SHORT TASK> Take each line that has the word "JSON" and return it.

*** ITEMS ***

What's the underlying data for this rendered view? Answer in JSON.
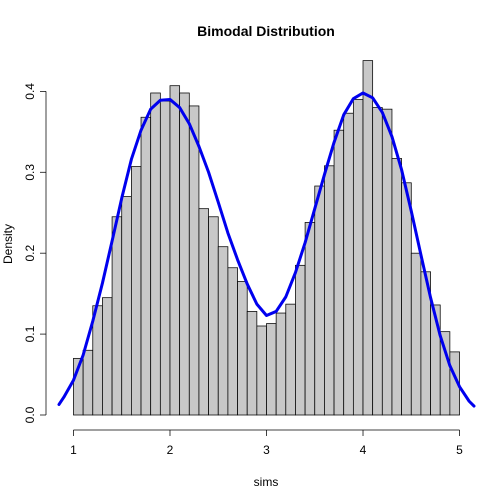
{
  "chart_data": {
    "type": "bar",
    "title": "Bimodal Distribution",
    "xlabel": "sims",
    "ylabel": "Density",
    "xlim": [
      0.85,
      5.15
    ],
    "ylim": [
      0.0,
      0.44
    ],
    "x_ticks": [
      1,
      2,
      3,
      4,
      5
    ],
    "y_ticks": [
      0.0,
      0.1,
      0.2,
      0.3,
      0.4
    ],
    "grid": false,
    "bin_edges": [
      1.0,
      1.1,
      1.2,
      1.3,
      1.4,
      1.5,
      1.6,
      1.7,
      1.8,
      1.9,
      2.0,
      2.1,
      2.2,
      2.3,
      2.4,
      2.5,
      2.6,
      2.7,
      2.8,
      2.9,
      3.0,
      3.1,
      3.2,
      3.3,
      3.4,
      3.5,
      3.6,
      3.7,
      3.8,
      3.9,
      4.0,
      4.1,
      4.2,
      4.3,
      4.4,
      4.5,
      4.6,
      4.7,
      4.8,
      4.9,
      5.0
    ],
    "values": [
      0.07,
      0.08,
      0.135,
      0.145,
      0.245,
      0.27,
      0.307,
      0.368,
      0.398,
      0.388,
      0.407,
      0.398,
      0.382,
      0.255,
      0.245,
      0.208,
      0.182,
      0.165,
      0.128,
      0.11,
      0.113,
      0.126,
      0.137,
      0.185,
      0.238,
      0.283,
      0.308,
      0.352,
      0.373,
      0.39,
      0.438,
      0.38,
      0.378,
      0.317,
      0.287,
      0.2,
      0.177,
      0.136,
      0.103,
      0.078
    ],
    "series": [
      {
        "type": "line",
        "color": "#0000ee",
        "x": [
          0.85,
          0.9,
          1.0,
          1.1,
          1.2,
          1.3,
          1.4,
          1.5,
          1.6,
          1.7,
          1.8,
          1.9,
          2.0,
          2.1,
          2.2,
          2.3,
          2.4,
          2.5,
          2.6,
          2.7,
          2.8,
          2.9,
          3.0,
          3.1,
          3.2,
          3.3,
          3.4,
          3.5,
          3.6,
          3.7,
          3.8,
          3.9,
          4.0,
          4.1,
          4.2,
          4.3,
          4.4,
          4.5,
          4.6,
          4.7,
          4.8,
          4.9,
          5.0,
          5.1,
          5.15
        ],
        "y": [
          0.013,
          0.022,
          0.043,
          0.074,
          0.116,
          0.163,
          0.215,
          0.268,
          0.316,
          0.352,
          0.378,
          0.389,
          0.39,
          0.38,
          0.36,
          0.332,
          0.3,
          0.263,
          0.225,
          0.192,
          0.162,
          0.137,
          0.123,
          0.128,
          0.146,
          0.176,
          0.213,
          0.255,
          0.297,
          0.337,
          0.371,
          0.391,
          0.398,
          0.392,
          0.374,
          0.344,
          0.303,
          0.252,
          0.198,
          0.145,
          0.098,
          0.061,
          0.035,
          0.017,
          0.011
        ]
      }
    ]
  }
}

***
*** ITEMS ***

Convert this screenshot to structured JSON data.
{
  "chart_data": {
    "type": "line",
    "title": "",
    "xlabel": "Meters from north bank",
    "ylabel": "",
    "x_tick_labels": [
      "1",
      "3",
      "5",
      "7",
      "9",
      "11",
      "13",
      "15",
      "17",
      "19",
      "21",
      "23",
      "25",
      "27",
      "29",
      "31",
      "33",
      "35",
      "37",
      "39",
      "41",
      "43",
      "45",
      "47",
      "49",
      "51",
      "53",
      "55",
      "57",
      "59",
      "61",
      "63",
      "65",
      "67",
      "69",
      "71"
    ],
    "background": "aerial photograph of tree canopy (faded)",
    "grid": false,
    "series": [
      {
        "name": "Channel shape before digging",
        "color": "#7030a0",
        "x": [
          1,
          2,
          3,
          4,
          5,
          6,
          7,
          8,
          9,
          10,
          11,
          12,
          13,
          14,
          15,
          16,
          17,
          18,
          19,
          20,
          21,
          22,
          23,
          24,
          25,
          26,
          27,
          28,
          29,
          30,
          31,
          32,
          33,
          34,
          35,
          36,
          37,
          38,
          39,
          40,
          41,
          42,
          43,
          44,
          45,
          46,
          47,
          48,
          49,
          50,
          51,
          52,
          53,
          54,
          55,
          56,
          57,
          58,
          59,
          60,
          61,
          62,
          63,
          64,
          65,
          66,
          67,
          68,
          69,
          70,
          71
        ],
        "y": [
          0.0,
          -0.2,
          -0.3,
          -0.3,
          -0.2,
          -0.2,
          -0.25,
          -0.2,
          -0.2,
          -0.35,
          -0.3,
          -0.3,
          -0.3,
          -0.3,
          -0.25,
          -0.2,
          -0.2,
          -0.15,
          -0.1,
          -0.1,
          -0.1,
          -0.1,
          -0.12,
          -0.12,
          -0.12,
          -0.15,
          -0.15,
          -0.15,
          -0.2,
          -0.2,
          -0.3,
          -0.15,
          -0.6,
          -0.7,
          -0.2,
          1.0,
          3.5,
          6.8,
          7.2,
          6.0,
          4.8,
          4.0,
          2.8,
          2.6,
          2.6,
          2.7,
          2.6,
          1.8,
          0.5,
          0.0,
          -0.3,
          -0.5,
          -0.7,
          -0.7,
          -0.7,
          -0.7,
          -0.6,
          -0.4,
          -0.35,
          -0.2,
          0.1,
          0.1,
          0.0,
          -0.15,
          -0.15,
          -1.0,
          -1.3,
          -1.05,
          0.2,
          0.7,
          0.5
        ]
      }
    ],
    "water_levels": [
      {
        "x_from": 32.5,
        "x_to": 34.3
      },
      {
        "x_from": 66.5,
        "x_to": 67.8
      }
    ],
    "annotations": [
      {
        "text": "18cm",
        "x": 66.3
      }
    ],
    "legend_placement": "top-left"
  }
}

***

RESPONSE BELOW>
What's the underlying data for this rendered view? Answer in JSON.
Convert this screenshot to structured JSON data.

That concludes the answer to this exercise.